What to work on:
Write out each line of the records below word for word, leaving nothing out and changing nothing.
--- BEGIN Rows ---
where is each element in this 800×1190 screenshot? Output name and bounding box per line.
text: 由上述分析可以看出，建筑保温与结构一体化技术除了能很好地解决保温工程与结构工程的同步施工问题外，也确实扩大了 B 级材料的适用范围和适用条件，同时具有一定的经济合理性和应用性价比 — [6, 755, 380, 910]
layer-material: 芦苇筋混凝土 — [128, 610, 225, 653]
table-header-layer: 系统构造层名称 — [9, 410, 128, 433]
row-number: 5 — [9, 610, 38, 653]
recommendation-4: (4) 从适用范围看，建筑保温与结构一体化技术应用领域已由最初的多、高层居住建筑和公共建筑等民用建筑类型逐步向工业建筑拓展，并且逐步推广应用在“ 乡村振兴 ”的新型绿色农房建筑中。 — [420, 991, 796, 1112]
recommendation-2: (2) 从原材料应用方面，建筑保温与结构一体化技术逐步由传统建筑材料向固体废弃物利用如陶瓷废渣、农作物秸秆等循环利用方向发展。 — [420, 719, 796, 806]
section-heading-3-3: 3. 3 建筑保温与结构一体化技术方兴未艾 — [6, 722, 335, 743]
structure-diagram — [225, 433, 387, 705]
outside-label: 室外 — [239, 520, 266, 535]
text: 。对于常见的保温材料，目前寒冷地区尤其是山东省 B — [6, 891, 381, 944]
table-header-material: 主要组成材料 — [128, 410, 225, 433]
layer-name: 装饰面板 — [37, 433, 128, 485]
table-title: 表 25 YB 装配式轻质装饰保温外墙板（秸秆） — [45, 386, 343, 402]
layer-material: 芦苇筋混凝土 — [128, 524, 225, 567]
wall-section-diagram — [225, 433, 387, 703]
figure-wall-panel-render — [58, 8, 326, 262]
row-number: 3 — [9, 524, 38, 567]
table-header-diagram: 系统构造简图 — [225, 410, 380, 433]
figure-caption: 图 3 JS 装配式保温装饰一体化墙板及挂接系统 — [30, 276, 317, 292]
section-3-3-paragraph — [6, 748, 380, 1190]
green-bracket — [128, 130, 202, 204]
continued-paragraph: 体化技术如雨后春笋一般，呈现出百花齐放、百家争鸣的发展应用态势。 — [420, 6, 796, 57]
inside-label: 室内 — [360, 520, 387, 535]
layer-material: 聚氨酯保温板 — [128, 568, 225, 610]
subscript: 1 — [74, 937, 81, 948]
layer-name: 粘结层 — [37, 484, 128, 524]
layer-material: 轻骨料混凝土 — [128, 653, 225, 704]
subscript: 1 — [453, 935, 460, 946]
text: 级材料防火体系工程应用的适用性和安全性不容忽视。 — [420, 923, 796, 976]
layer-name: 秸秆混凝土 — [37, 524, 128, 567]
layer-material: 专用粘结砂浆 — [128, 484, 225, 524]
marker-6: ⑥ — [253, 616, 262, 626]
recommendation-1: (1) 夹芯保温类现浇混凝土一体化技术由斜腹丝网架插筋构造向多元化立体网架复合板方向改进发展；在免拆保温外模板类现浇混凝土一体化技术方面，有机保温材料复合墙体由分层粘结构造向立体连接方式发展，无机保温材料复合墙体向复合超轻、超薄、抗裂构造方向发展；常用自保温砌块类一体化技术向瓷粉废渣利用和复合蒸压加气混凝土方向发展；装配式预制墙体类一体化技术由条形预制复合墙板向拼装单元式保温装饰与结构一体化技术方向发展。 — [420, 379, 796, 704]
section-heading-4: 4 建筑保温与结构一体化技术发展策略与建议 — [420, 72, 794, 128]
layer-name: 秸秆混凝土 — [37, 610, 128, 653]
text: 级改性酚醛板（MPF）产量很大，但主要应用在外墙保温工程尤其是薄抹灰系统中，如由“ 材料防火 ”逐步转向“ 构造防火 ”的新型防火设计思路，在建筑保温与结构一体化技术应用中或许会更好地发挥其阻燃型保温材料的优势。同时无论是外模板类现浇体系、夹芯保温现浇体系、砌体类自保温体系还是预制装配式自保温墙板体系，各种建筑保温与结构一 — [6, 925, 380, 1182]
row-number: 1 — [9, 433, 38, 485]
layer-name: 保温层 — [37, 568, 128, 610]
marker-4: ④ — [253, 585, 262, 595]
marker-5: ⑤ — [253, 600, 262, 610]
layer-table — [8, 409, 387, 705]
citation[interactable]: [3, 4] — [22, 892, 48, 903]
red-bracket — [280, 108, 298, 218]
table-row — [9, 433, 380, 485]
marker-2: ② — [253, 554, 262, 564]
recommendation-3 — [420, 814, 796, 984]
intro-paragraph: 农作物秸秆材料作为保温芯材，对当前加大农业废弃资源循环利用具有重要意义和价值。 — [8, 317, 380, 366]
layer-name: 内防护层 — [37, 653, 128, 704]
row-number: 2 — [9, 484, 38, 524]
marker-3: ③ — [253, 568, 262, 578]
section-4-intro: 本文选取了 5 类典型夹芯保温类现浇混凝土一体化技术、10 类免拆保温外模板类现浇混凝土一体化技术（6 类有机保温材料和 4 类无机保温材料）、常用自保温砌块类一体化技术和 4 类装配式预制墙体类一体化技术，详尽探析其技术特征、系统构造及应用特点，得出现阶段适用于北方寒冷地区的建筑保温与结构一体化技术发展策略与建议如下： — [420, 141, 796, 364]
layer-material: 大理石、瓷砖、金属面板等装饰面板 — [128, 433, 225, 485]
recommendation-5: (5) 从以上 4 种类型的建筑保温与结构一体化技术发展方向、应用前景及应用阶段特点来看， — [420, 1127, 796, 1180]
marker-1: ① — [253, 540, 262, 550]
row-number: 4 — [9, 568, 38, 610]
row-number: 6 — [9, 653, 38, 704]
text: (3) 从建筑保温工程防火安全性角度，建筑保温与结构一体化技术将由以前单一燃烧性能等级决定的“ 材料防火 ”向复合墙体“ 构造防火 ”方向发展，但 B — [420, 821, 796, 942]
--- END Rows ---
Result:
where is each element in this 800×1190 screenshot? Output name and bounding box per line.
text: 由上述分析可以看出，建筑保温与结构一体化技术除了能很好地解决保温工程与结构工程的同步施工问题外，也确实扩大了 B 级材料的适用范围和适用条件，同时具有一定的经济合理性和应用性价比 — [6, 755, 380, 910]
layer-material: 芦苇筋混凝土 — [128, 610, 225, 653]
table-header-layer: 系统构造层名称 — [9, 410, 128, 433]
row-number: 5 — [9, 610, 38, 653]
recommendation-4: (4) 从适用范围看，建筑保温与结构一体化技术应用领域已由最初的多、高层居住建筑和公共建筑等民用建筑类型逐步向工业建筑拓展，并且逐步推广应用在“ 乡村振兴 ”的新型绿色农房建筑中。 — [420, 991, 796, 1112]
recommendation-2: (2) 从原材料应用方面，建筑保温与结构一体化技术逐步由传统建筑材料向固体废弃物利用如陶瓷废渣、农作物秸秆等循环利用方向发展。 — [420, 719, 796, 806]
section-heading-3-3: 3. 3 建筑保温与结构一体化技术方兴未艾 — [6, 722, 335, 743]
structure-diagram — [225, 433, 387, 705]
outside-label: 室外 — [239, 520, 266, 535]
text: 。对于常见的保温材料，目前寒冷地区尤其是山东省 B — [6, 891, 381, 944]
table-header-material: 主要组成材料 — [128, 410, 225, 433]
layer-name: 装饰面板 — [37, 433, 128, 485]
table-title: 表 25 YB 装配式轻质装饰保温外墙板（秸秆） — [45, 386, 343, 402]
layer-material: 芦苇筋混凝土 — [128, 524, 225, 567]
wall-section-diagram — [225, 433, 387, 703]
figure-wall-panel-render — [58, 8, 326, 262]
row-number: 3 — [9, 524, 38, 567]
table-header-diagram: 系统构造简图 — [225, 410, 380, 433]
figure-caption: 图 3 JS 装配式保温装饰一体化墙板及挂接系统 — [30, 276, 317, 292]
section-3-3-paragraph — [6, 748, 380, 1190]
green-bracket — [128, 130, 202, 204]
continued-paragraph: 体化技术如雨后春笋一般，呈现出百花齐放、百家争鸣的发展应用态势。 — [420, 6, 796, 57]
inside-label: 室内 — [360, 520, 387, 535]
layer-material: 聚氨酯保温板 — [128, 568, 225, 610]
subscript: 1 — [74, 937, 81, 948]
layer-name: 粘结层 — [37, 484, 128, 524]
layer-material: 轻骨料混凝土 — [128, 653, 225, 704]
subscript: 1 — [453, 935, 460, 946]
text: 级材料防火体系工程应用的适用性和安全性不容忽视。 — [420, 923, 796, 976]
layer-name: 秸秆混凝土 — [37, 524, 128, 567]
layer-material: 专用粘结砂浆 — [128, 484, 225, 524]
marker-6: ⑥ — [253, 616, 262, 626]
recommendation-1: (1) 夹芯保温类现浇混凝土一体化技术由斜腹丝网架插筋构造向多元化立体网架复合板方向改进发展；在免拆保温外模板类现浇混凝土一体化技术方面，有机保温材料复合墙体由分层粘结构造向立体连接方式发展，无机保温材料复合墙体向复合超轻、超薄、抗裂构造方向发展；常用自保温砌块类一体化技术向瓷粉废渣利用和复合蒸压加气混凝土方向发展；装配式预制墙体类一体化技术由条形预制复合墙板向拼装单元式保温装饰与结构一体化技术方向发展。 — [420, 379, 796, 704]
section-heading-4: 4 建筑保温与结构一体化技术发展策略与建议 — [420, 72, 794, 128]
layer-name: 秸秆混凝土 — [37, 610, 128, 653]
text: 级改性酚醛板（MPF）产量很大，但主要应用在外墙保温工程尤其是薄抹灰系统中，如由“ 材料防火 ”逐步转向“ 构造防火 ”的新型防火设计思路，在建筑保温与结构一体化技术应用中或许会更好地发挥其阻燃型保温材料的优势。同时无论是外模板类现浇体系、夹芯保温现浇体系、砌体类自保温体系还是预制装配式自保温墙板体系，各种建筑保温与结构一 — [6, 925, 380, 1182]
row-number: 1 — [9, 433, 38, 485]
layer-name: 保温层 — [37, 568, 128, 610]
marker-4: ④ — [253, 585, 262, 595]
marker-5: ⑤ — [253, 600, 262, 610]
layer-table — [8, 409, 387, 705]
citation[interactable]: [3, 4] — [22, 892, 48, 903]
red-bracket — [280, 108, 298, 218]
table-row — [9, 433, 380, 485]
marker-2: ② — [253, 554, 262, 564]
recommendation-3 — [420, 814, 796, 984]
intro-paragraph: 农作物秸秆材料作为保温芯材，对当前加大农业废弃资源循环利用具有重要意义和价值。 — [8, 317, 380, 366]
layer-name: 内防护层 — [37, 653, 128, 704]
row-number: 2 — [9, 484, 38, 524]
marker-3: ③ — [253, 568, 262, 578]
section-4-intro: 本文选取了 5 类典型夹芯保温类现浇混凝土一体化技术、10 类免拆保温外模板类现浇混凝土一体化技术（6 类有机保温材料和 4 类无机保温材料）、常用自保温砌块类一体化技术和 4 类装配式预制墙体类一体化技术，详尽探析其技术特征、系统构造及应用特点，得出现阶段适用于北方寒冷地区的建筑保温与结构一体化技术发展策略与建议如下： — [420, 141, 796, 364]
layer-material: 大理石、瓷砖、金属面板等装饰面板 — [128, 433, 225, 485]
recommendation-5: (5) 从以上 4 种类型的建筑保温与结构一体化技术发展方向、应用前景及应用阶段特点来看， — [420, 1127, 796, 1180]
marker-1: ① — [253, 540, 262, 550]
row-number: 4 — [9, 568, 38, 610]
row-number: 6 — [9, 653, 38, 704]
text: (3) 从建筑保温工程防火安全性角度，建筑保温与结构一体化技术将由以前单一燃烧性能等级决定的“ 材料防火 ”向复合墙体“ 构造防火 ”方向发展，但 B — [420, 821, 796, 942]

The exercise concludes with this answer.